Saved entries

• • •

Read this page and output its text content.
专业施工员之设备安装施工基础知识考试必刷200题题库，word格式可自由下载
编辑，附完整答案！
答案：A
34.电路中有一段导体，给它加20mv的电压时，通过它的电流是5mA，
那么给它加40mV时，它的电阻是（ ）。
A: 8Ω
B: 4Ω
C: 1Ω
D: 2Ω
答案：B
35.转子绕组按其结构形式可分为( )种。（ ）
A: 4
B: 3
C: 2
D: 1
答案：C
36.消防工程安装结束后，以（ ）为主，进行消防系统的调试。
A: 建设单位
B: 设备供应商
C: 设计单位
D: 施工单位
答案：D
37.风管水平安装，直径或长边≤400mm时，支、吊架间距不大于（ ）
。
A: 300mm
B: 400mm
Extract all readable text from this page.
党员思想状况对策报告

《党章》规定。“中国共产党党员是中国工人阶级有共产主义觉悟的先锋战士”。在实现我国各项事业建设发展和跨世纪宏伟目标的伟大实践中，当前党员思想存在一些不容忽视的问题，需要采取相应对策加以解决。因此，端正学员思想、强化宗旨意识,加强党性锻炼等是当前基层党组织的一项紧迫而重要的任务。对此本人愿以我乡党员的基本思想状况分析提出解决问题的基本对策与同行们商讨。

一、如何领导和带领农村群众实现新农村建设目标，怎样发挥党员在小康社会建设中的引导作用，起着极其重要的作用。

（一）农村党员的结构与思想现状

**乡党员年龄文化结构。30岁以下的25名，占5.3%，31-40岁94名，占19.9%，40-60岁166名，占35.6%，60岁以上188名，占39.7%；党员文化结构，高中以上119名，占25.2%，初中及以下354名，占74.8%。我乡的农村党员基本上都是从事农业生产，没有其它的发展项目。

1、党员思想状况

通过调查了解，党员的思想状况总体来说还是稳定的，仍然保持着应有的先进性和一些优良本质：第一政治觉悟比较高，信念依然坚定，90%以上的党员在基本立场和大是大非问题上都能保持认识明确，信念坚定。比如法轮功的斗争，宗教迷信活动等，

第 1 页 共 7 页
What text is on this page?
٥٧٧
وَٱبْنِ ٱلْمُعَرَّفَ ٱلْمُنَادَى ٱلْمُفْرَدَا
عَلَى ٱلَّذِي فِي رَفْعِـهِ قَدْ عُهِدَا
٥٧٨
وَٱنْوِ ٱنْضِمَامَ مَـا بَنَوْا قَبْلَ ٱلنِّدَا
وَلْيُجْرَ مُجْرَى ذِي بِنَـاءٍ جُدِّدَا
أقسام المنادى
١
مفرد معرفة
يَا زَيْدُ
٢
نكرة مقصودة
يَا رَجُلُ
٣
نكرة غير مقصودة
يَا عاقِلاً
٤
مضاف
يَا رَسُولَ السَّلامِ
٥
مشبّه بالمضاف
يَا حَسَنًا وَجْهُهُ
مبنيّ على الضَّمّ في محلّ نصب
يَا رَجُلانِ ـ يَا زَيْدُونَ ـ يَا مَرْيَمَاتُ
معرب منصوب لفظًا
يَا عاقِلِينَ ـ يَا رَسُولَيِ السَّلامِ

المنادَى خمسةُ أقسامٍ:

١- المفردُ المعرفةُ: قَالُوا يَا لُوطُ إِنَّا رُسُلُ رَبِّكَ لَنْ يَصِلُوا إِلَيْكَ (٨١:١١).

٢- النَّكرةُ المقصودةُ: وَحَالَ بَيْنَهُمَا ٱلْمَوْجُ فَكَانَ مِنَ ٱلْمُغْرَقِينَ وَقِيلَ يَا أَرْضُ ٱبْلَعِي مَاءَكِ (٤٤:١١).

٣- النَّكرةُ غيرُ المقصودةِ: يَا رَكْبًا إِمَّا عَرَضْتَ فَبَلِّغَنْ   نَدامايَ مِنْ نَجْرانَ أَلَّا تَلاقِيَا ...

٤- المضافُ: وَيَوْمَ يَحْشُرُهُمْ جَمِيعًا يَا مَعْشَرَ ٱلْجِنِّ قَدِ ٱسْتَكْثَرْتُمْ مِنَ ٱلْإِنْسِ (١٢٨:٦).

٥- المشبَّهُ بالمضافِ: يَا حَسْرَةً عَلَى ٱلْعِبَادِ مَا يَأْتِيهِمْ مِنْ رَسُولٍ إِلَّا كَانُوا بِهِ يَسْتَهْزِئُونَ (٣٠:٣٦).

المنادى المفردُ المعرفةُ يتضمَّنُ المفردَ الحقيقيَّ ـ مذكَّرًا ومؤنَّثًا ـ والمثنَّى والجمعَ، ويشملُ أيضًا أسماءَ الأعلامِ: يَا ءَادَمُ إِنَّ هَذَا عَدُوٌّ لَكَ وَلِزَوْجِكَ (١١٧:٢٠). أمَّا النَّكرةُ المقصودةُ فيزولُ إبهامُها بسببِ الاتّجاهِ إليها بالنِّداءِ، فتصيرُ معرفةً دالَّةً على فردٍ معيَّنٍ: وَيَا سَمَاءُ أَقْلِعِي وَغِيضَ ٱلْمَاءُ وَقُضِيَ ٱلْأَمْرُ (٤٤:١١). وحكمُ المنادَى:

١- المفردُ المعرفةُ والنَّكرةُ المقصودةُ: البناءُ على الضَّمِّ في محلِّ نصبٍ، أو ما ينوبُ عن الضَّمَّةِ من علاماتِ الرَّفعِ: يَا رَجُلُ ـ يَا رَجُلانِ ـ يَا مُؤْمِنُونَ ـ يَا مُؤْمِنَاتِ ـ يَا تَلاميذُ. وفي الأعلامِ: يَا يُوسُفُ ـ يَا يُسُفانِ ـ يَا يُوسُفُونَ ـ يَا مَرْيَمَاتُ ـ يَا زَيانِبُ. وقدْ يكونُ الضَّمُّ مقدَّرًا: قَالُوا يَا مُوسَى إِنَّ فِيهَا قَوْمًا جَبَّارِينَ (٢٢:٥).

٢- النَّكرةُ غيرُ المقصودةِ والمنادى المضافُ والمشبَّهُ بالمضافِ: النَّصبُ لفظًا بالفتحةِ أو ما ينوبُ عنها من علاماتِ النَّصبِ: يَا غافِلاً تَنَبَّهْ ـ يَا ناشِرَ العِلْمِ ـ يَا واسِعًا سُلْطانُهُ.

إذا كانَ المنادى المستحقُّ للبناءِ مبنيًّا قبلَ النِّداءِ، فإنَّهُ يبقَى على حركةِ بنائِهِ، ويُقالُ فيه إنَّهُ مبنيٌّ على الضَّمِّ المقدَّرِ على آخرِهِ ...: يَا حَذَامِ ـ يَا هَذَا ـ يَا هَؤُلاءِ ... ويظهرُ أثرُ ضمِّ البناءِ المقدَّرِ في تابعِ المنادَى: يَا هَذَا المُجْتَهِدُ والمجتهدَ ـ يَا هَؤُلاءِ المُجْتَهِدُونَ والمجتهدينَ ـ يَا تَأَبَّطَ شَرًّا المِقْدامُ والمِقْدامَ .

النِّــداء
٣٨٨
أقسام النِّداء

• • •

* Stated exercise
Print all of the entries exactly as they appear.

* Written answer
Read this page and output its text content.
专业施工员之设备安装施工基础知识考试必刷200题题库，word格式可自由下载
编辑，附完整答案！
答案：A
34.电路中有一段导体，给它加20mv的电压时，通过它的电流是5mA，
那么给它加40mV时，它的电阻是（ ）。
A: 8Ω
B: 4Ω
C: 1Ω
D: 2Ω
答案：B
35.转子绕组按其结构形式可分为( )种。（ ）
A: 4
B: 3
C: 2
D: 1
答案：C
36.消防工程安装结束后，以（ ）为主，进行消防系统的调试。
A: 建设单位
B: 设备供应商
C: 设计单位
D: 施工单位
答案：D
37.风管水平安装，直径或长边≤400mm时，支、吊架间距不大于（ ）
。
A: 300mm
B: 400mm
Extract all readable text from this page.
党员思想状况对策报告

《党章》规定。“中国共产党党员是中国工人阶级有共产主义觉悟的先锋战士”。在实现我国各项事业建设发展和跨世纪宏伟目标的伟大实践中，当前党员思想存在一些不容忽视的问题，需要采取相应对策加以解决。因此，端正学员思想、强化宗旨意识,加强党性锻炼等是当前基层党组织的一项紧迫而重要的任务。对此本人愿以我乡党员的基本思想状况分析提出解决问题的基本对策与同行们商讨。

一、如何领导和带领农村群众实现新农村建设目标，怎样发挥党员在小康社会建设中的引导作用，起着极其重要的作用。

（一）农村党员的结构与思想现状

**乡党员年龄文化结构。30岁以下的25名，占5.3%，31-40岁94名，占19.9%，40-60岁166名，占35.6%，60岁以上188名，占39.7%；党员文化结构，高中以上119名，占25.2%，初中及以下354名，占74.8%。我乡的农村党员基本上都是从事农业生产，没有其它的发展项目。

1、党员思想状况

通过调查了解，党员的思想状况总体来说还是稳定的，仍然保持着应有的先进性和一些优良本质：第一政治觉悟比较高，信念依然坚定，90%以上的党员在基本立场和大是大非问题上都能保持认识明确，信念坚定。比如法轮功的斗争，宗教迷信活动等，

第 1 页 共 7 页
What text is on this page?
٥٧٧
وَٱبْنِ ٱلْمُعَرَّفَ ٱلْمُنَادَى ٱلْمُفْرَدَا
عَلَى ٱلَّذِي فِي رَفْعِـهِ قَدْ عُهِدَا
٥٧٨
وَٱنْوِ ٱنْضِمَامَ مَـا بَنَوْا قَبْلَ ٱلنِّدَا
وَلْيُجْرَ مُجْرَى ذِي بِنَـاءٍ جُدِّدَا
أقسام المنادى
١
مفرد معرفة
يَا زَيْدُ
٢
نكرة مقصودة
يَا رَجُلُ
٣
نكرة غير مقصودة
يَا عاقِلاً
٤
مضاف
يَا رَسُولَ السَّلامِ
٥
مشبّه بالمضاف
يَا حَسَنًا وَجْهُهُ
مبنيّ على الضَّمّ في محلّ نصب
يَا رَجُلانِ ـ يَا زَيْدُونَ ـ يَا مَرْيَمَاتُ
معرب منصوب لفظًا
يَا عاقِلِينَ ـ يَا رَسُولَيِ السَّلامِ

المنادَى خمسةُ أقسامٍ:

١- المفردُ المعرفةُ: قَالُوا يَا لُوطُ إِنَّا رُسُلُ رَبِّكَ لَنْ يَصِلُوا إِلَيْكَ (٨١:١١).

٢- النَّكرةُ المقصودةُ: وَحَالَ بَيْنَهُمَا ٱلْمَوْجُ فَكَانَ مِنَ ٱلْمُغْرَقِينَ وَقِيلَ يَا أَرْضُ ٱبْلَعِي مَاءَكِ (٤٤:١١).

٣- النَّكرةُ غيرُ المقصودةِ: يَا رَكْبًا إِمَّا عَرَضْتَ فَبَلِّغَنْ   نَدامايَ مِنْ نَجْرانَ أَلَّا تَلاقِيَا ...

٤- المضافُ: وَيَوْمَ يَحْشُرُهُمْ جَمِيعًا يَا مَعْشَرَ ٱلْجِنِّ قَدِ ٱسْتَكْثَرْتُمْ مِنَ ٱلْإِنْسِ (١٢٨:٦).

٥- المشبَّهُ بالمضافِ: يَا حَسْرَةً عَلَى ٱلْعِبَادِ مَا يَأْتِيهِمْ مِنْ رَسُولٍ إِلَّا كَانُوا بِهِ يَسْتَهْزِئُونَ (٣٠:٣٦).

المنادى المفردُ المعرفةُ يتضمَّنُ المفردَ الحقيقيَّ ـ مذكَّرًا ومؤنَّثًا ـ والمثنَّى والجمعَ، ويشملُ أيضًا أسماءَ الأعلامِ: يَا ءَادَمُ إِنَّ هَذَا عَدُوٌّ لَكَ وَلِزَوْجِكَ (١١٧:٢٠). أمَّا النَّكرةُ المقصودةُ فيزولُ إبهامُها بسببِ الاتّجاهِ إليها بالنِّداءِ، فتصيرُ معرفةً دالَّةً على فردٍ معيَّنٍ: وَيَا سَمَاءُ أَقْلِعِي وَغِيضَ ٱلْمَاءُ وَقُضِيَ ٱلْأَمْرُ (٤٤:١١). وحكمُ المنادَى:

١- المفردُ المعرفةُ والنَّكرةُ المقصودةُ: البناءُ على الضَّمِّ في محلِّ نصبٍ، أو ما ينوبُ عن الضَّمَّةِ من علاماتِ الرَّفعِ: يَا رَجُلُ ـ يَا رَجُلانِ ـ يَا مُؤْمِنُونَ ـ يَا مُؤْمِنَاتِ ـ يَا تَلاميذُ. وفي الأعلامِ: يَا يُوسُفُ ـ يَا يُسُفانِ ـ يَا يُوسُفُونَ ـ يَا مَرْيَمَاتُ ـ يَا زَيانِبُ. وقدْ يكونُ الضَّمُّ مقدَّرًا: قَالُوا يَا مُوسَى إِنَّ فِيهَا قَوْمًا جَبَّارِينَ (٢٢:٥).

٢- النَّكرةُ غيرُ المقصودةِ والمنادى المضافُ والمشبَّهُ بالمضافِ: النَّصبُ لفظًا بالفتحةِ أو ما ينوبُ عنها من علاماتِ النَّصبِ: يَا غافِلاً تَنَبَّهْ ـ يَا ناشِرَ العِلْمِ ـ يَا واسِعًا سُلْطانُهُ.

إذا كانَ المنادى المستحقُّ للبناءِ مبنيًّا قبلَ النِّداءِ، فإنَّهُ يبقَى على حركةِ بنائِهِ، ويُقالُ فيه إنَّهُ مبنيٌّ على الضَّمِّ المقدَّرِ على آخرِهِ ...: يَا حَذَامِ ـ يَا هَذَا ـ يَا هَؤُلاءِ ... ويظهرُ أثرُ ضمِّ البناءِ المقدَّرِ في تابعِ المنادَى: يَا هَذَا المُجْتَهِدُ والمجتهدَ ـ يَا هَؤُلاءِ المُجْتَهِدُونَ والمجتهدينَ ـ يَا تَأَبَّطَ شَرًّا المِقْدامُ والمِقْدامَ .

النِّــداء
٣٨٨
أقسام النِّداء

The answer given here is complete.